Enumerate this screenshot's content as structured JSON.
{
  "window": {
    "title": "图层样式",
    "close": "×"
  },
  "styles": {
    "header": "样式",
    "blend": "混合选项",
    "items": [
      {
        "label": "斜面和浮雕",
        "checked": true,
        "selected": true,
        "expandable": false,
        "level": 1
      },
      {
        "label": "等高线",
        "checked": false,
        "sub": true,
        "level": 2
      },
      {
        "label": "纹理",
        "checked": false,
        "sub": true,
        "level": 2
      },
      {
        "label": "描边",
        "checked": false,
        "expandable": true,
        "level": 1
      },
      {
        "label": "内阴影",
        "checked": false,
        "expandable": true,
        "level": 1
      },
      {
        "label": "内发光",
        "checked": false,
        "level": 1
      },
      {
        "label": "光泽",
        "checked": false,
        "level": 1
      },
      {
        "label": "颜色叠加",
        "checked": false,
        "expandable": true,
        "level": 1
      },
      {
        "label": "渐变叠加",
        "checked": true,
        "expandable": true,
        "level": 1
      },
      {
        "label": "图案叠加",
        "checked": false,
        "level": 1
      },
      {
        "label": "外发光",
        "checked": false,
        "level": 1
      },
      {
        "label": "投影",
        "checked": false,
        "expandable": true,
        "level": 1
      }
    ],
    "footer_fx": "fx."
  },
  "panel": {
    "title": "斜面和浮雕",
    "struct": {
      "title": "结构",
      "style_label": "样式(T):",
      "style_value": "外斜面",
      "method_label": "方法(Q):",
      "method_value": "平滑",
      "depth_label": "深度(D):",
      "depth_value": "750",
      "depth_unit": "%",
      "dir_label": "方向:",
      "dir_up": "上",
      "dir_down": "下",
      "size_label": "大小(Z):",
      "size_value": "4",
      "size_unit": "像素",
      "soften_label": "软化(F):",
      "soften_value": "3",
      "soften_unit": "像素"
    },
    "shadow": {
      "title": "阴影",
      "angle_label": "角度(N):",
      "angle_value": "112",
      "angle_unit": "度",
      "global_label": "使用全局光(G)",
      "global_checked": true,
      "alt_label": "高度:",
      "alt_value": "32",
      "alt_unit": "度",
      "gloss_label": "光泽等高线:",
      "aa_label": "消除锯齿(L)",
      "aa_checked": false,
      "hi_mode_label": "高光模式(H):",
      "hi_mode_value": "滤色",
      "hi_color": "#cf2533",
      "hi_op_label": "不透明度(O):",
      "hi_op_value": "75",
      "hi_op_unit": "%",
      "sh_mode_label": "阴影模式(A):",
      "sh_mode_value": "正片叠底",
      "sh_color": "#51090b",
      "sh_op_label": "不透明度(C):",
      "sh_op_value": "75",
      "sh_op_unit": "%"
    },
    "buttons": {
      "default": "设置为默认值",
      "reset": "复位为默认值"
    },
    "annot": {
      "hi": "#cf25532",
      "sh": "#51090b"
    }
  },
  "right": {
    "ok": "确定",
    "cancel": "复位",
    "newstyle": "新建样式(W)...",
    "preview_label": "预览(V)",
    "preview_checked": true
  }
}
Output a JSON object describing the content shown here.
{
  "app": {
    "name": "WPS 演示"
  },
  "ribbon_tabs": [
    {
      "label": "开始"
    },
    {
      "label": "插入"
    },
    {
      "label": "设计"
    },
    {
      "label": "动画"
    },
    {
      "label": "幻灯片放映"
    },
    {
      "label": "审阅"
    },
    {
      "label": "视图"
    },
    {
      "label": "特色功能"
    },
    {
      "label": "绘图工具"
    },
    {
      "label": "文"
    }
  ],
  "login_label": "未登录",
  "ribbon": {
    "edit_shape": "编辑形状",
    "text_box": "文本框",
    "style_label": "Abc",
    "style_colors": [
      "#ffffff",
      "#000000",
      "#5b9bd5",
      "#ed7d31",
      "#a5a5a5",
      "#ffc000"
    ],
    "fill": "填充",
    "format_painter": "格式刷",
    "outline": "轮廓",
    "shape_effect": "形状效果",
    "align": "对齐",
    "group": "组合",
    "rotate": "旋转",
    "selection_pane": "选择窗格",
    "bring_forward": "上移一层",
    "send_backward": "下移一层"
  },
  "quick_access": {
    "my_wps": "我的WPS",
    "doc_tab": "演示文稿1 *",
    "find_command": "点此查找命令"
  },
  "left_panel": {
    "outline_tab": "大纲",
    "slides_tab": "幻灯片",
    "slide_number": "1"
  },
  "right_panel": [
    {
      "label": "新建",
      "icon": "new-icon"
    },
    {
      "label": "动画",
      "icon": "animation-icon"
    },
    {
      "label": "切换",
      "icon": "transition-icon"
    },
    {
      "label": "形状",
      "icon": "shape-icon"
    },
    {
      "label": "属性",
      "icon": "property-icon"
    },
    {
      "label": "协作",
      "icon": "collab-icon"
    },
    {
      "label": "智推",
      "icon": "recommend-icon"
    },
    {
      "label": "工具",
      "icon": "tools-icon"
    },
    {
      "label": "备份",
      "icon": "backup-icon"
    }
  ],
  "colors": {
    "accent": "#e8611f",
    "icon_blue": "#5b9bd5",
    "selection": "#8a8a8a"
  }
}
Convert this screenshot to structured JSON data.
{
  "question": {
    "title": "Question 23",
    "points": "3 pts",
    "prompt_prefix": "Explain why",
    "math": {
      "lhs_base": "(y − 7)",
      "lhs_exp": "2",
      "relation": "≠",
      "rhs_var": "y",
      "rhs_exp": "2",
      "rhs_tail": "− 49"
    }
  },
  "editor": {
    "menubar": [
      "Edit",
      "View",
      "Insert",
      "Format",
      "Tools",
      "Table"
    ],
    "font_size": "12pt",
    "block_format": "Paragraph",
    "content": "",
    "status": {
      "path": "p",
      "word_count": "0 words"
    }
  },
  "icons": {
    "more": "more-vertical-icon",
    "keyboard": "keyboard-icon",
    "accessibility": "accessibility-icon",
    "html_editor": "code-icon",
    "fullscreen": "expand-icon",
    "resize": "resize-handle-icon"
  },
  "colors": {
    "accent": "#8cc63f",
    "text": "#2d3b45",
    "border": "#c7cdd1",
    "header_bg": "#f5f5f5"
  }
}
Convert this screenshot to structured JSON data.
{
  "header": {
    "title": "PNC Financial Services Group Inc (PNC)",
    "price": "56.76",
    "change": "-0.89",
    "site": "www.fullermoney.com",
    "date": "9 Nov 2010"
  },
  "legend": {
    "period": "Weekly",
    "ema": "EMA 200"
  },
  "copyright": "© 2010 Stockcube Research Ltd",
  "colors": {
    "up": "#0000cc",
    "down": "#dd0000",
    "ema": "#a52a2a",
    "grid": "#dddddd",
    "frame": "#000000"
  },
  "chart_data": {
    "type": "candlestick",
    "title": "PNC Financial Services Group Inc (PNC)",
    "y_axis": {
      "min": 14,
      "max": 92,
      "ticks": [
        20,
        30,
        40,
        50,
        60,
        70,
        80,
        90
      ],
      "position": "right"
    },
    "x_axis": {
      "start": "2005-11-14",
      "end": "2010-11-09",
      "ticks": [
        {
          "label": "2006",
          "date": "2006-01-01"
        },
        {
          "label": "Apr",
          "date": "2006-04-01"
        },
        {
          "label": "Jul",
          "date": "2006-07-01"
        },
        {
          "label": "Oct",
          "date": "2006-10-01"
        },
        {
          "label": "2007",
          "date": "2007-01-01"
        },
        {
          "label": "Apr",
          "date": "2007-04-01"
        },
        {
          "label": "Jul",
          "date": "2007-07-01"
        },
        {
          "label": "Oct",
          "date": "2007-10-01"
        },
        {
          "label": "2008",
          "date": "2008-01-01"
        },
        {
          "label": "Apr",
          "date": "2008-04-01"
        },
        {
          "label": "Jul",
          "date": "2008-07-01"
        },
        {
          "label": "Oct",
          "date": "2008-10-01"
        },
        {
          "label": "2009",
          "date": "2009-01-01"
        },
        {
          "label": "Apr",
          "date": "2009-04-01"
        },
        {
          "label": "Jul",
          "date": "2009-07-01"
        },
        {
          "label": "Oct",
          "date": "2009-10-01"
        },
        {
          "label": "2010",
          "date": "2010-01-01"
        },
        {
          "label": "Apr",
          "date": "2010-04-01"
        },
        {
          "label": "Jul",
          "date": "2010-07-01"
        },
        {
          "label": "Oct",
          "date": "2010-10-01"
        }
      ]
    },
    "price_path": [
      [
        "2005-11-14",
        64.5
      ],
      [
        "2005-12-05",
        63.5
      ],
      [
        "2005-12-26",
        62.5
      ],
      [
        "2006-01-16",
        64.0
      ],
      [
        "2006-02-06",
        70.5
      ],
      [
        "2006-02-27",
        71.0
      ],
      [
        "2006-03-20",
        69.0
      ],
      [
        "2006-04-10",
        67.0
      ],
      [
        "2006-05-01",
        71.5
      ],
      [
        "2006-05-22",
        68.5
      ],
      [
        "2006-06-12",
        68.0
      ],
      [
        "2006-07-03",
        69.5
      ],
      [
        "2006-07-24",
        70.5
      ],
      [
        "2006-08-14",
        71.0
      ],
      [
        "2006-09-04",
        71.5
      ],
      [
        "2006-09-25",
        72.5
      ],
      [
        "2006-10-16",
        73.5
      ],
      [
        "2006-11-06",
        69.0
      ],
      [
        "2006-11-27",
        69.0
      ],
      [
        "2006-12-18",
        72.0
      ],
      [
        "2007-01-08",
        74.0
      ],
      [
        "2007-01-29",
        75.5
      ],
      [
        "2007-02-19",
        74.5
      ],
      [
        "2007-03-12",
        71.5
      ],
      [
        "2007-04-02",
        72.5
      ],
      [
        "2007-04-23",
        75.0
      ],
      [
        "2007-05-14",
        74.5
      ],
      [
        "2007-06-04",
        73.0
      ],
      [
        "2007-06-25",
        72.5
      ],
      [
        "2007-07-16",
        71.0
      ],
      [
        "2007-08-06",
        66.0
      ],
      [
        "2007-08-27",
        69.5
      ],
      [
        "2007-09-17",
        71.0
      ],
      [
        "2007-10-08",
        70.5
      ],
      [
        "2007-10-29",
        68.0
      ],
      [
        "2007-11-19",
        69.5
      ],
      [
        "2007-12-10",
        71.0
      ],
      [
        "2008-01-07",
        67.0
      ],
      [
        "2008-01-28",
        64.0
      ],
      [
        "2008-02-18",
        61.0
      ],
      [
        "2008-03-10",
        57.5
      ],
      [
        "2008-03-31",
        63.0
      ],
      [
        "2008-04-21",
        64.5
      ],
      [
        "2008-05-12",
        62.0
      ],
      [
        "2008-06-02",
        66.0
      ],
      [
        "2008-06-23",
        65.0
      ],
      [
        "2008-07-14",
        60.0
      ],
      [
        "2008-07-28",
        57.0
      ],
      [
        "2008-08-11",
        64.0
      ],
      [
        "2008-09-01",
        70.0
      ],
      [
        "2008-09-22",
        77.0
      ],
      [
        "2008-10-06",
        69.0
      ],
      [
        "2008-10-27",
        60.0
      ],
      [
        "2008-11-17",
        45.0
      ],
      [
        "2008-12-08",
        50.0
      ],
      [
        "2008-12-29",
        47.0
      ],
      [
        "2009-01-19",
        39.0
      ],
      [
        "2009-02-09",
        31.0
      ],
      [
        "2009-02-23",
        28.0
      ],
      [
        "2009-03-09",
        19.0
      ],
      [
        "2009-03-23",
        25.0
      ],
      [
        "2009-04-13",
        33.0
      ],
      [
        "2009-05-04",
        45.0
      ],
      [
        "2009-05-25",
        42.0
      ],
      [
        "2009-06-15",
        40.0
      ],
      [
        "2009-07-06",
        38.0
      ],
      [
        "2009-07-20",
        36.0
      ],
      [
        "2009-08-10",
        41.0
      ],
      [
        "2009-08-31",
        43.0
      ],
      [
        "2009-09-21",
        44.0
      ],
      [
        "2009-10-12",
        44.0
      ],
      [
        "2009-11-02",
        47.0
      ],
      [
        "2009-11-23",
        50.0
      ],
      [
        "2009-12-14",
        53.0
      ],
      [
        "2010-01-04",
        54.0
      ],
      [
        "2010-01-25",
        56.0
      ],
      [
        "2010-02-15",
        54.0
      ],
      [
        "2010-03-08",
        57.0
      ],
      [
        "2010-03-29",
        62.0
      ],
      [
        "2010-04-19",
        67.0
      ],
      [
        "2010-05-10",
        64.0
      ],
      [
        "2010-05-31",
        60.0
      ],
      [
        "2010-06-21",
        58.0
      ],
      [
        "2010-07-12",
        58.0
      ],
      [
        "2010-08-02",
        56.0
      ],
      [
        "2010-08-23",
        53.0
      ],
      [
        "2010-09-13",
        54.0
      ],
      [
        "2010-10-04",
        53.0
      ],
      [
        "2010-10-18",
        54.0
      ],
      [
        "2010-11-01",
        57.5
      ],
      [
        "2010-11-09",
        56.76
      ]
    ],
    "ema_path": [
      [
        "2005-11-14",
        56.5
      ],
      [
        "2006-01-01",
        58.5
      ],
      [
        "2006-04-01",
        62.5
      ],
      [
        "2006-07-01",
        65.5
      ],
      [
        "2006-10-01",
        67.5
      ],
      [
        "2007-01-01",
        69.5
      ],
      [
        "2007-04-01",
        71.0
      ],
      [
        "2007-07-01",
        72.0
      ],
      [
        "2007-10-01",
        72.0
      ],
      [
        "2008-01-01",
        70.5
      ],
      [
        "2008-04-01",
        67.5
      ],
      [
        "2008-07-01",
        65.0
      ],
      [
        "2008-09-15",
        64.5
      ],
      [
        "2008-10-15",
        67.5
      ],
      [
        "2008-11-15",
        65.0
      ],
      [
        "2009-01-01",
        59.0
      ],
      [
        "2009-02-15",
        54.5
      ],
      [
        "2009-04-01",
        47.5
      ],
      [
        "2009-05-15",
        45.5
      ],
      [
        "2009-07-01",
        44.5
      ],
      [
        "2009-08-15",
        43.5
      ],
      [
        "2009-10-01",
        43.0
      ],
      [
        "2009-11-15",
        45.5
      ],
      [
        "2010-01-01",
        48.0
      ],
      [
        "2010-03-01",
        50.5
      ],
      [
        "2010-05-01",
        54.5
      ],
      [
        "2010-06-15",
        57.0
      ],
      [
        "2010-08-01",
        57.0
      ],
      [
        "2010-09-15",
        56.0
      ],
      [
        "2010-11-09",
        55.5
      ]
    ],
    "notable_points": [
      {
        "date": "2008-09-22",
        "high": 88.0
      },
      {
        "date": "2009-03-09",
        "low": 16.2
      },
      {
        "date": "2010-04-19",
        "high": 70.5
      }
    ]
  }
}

----------------

(Brief):
Find all lines with "content" in them and copy each one.

(Written answer):
Enumerate this screenshot's content as structured JSON.
Output a JSON object describing the content shown here.
    "content": "",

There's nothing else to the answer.